INPUT RECORDS:
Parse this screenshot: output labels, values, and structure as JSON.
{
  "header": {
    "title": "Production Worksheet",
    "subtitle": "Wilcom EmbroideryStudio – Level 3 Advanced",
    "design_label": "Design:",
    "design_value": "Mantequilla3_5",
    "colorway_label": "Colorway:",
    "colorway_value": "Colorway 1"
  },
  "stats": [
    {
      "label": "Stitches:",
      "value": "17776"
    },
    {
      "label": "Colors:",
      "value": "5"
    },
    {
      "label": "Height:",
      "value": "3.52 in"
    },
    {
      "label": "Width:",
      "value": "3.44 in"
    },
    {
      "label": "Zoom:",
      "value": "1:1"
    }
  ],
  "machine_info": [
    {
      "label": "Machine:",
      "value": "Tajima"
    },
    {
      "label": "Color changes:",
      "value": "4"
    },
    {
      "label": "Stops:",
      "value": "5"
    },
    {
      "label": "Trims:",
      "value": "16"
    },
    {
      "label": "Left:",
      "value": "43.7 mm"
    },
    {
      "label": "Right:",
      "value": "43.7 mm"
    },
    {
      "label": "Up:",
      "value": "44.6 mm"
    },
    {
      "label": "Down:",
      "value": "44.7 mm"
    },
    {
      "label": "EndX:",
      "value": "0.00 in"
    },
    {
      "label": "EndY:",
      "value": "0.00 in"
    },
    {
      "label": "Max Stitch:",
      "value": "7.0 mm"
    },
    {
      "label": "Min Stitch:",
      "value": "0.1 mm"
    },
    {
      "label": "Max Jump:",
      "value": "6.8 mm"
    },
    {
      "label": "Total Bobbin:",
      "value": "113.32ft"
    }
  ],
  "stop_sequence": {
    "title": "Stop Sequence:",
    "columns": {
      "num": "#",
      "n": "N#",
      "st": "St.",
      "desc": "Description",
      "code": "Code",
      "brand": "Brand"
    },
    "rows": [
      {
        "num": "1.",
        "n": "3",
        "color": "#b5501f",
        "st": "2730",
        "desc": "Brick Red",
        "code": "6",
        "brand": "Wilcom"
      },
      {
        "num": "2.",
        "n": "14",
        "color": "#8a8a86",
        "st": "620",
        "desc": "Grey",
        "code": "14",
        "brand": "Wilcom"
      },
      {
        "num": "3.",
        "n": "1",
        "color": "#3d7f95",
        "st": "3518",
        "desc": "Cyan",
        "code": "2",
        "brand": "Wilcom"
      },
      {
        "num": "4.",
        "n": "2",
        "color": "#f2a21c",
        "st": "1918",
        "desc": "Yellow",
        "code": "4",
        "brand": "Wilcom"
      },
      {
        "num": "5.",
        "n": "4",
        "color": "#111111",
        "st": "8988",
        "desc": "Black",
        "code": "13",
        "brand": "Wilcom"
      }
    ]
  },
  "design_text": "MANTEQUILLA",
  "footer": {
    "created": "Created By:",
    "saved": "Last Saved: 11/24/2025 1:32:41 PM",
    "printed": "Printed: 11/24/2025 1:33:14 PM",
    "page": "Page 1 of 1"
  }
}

EXERCISE PROMPT: For the entries above, count the lines that contain the string "Colorway", and state that number without further comment.

WRITTEN ANSWER: 2